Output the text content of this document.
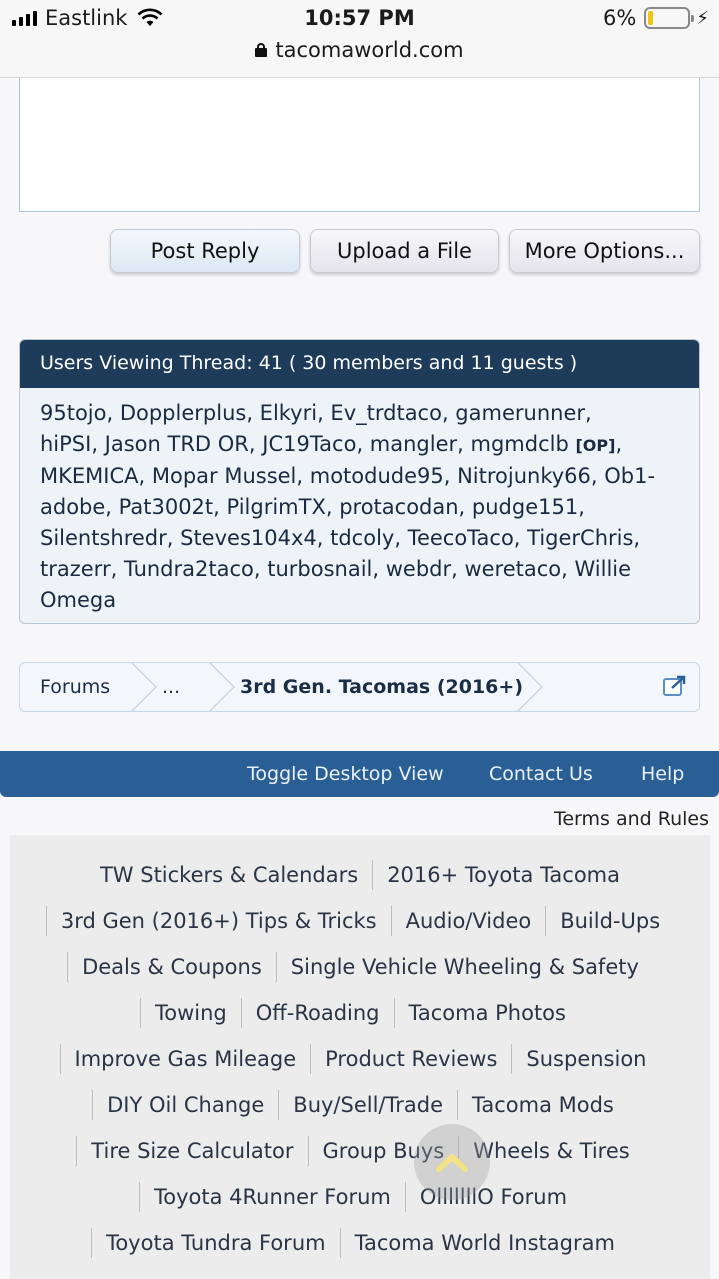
Eastlink	10:57 PM	6%	⚡
tacomaworld.com
Post Reply	Upload a File	More Options...
Users Viewing Thread: 41 ( 30 members and 11 guests )
95tojo, Dopplerplus, Elkyri, Ev_trdtaco, gamerunner,
hiPSI, Jason TRD OR, JC19Taco, mangler, mgmdclb [OP],
MKEMICA, Mopar Mussel, motodude95, Nitrojunky66, Ob1-
adobe, Pat3002t, PilgrimTX, protacodan, pudge151,
Silentshredr, Steves104x4, tdcoly, TeecoTaco, TigerChris,
trazerr, Tundra2taco, turbosnail, webdr, weretaco, Willie
Omega
Forums	...	3rd Gen. Tacomas (2016+)
Toggle Desktop View Contact Us	Help
Terms and Rules
TW Stickers & Calendars	2016+ Toyota Tacoma
3rd Gen (2016+) Tips & Tricks	Audio/Video	Build-Ups
Deals & Coupons	Single Vehicle Wheeling & Safety
Towing	Off-Roading	Tacoma Photos
Improve Gas Mileage	Product Reviews	Suspension
DIY Oil Change	Buy/Sell/Trade	Tacoma Mods
Tire Size Calculator	Group Buys	Wheels & Tires
Toyota 4Runner Forum	OlllllllO Forum
Toyota Tundra Forum	Tacoma World Instagram
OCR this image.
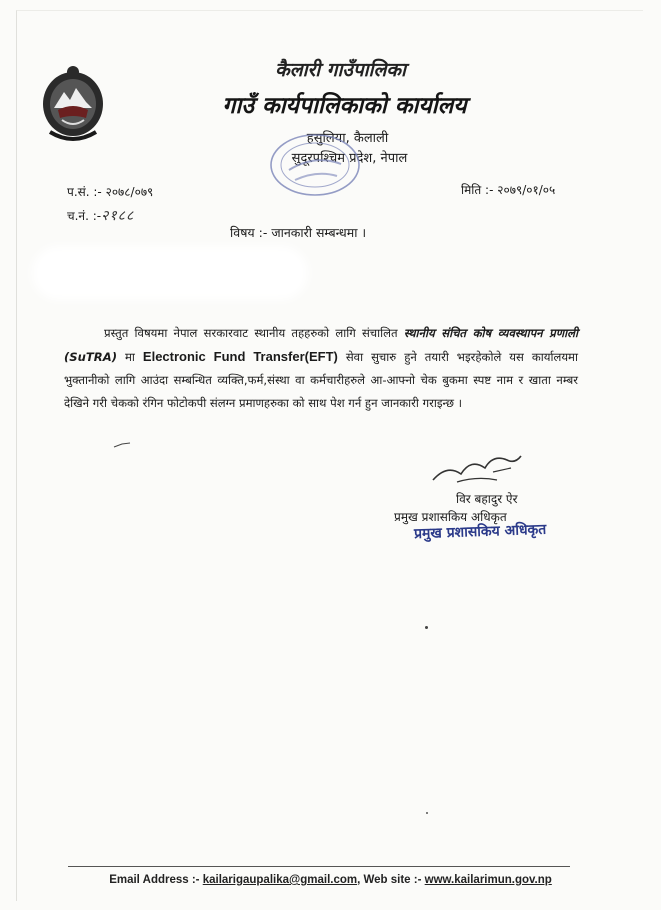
कैलारी गाउँपालिका
गाउँ कार्यपालिकाको कार्यालय
हसुलिया, कैलाली
सुदूरपश्चिम प्रदेश, नेपाल
प.सं. :- २०७८/०७९
च.नं. :-२१८८
मिति :- २०७९/०१/०५
विषय :- जानकारी सम्बन्धमा ।
प्रस्तुत विषयमा नेपाल सरकारवाट स्थानीय तहहरुको लागि संचालित स्थानीय संचित कोष व्यवस्थापन प्रणाली (SuTRA) मा Electronic Fund Transfer(EFT) सेवा सुचारु हुने तयारी भइरहेकोले यस कार्यालयमा भुक्तानीको लागि आउंदा सम्बन्धित व्यक्ति,फर्म,संस्था वा कर्मचारीहरुले आ-आफ्नो चेक बुकमा स्पष्ट नाम र खाता नम्बर देखिने गरी चेकको रंगिन फोटोकपी संलग्न प्रमाणहरुका को साथ पेश गर्न हुन जानकारी गराइन्छ ।
विर बहादुर ऐर
प्रमुख प्रशासकिय अधिकृत
प्रमुख प्रशासकिय अधिकृत
Email Address :- kailarigaupalika@gmail.com, Web site :- www.kailarimun.gov.np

◆ Exercise details: Repeat the listing in full and exactly. Do not include any images.

◆ Solution for this task:
Output the text content of this document.
Eastlink	10:57 PM	6%	⚡
tacomaworld.com
Post Reply	Upload a File	More Options...
Users Viewing Thread: 41 ( 30 members and 11 guests )
95tojo, Dopplerplus, Elkyri, Ev_trdtaco, gamerunner,
hiPSI, Jason TRD OR, JC19Taco, mangler, mgmdclb [OP],
MKEMICA, Mopar Mussel, motodude95, Nitrojunky66, Ob1-
adobe, Pat3002t, PilgrimTX, protacodan, pudge151,
Silentshredr, Steves104x4, tdcoly, TeecoTaco, TigerChris,
trazerr, Tundra2taco, turbosnail, webdr, weretaco, Willie
Omega
Forums	...	3rd Gen. Tacomas (2016+)
Toggle Desktop View Contact Us	Help
Terms and Rules
TW Stickers & Calendars	2016+ Toyota Tacoma
3rd Gen (2016+) Tips & Tricks	Audio/Video	Build-Ups
Deals & Coupons	Single Vehicle Wheeling & Safety
Towing	Off-Roading	Tacoma Photos
Improve Gas Mileage	Product Reviews	Suspension
DIY Oil Change	Buy/Sell/Trade	Tacoma Mods
Tire Size Calculator	Group Buys	Wheels & Tires
Toyota 4Runner Forum	OlllllllO Forum
Toyota Tundra Forum	Tacoma World Instagram
OCR this image.
कैलारी गाउँपालिका
गाउँ कार्यपालिकाको कार्यालय
हसुलिया, कैलाली
सुदूरपश्चिम प्रदेश, नेपाल
प.सं. :- २०७८/०७९
च.नं. :-२१८८
मिति :- २०७९/०१/०५
विषय :- जानकारी सम्बन्धमा ।
प्रस्तुत विषयमा नेपाल सरकारवाट स्थानीय तहहरुको लागि संचालित स्थानीय संचित कोष व्यवस्थापन प्रणाली (SuTRA) मा Electronic Fund Transfer(EFT) सेवा सुचारु हुने तयारी भइरहेकोले यस कार्यालयमा भुक्तानीको लागि आउंदा सम्बन्धित व्यक्ति,फर्म,संस्था वा कर्मचारीहरुले आ-आफ्नो चेक बुकमा स्पष्ट नाम र खाता नम्बर देखिने गरी चेकको रंगिन फोटोकपी संलग्न प्रमाणहरुका को साथ पेश गर्न हुन जानकारी गराइन्छ ।
विर बहादुर ऐर
प्रमुख प्रशासकिय अधिकृत
प्रमुख प्रशासकिय अधिकृत
Email Address :- kailarigaupalika@gmail.com, Web site :- www.kailarimun.gov.np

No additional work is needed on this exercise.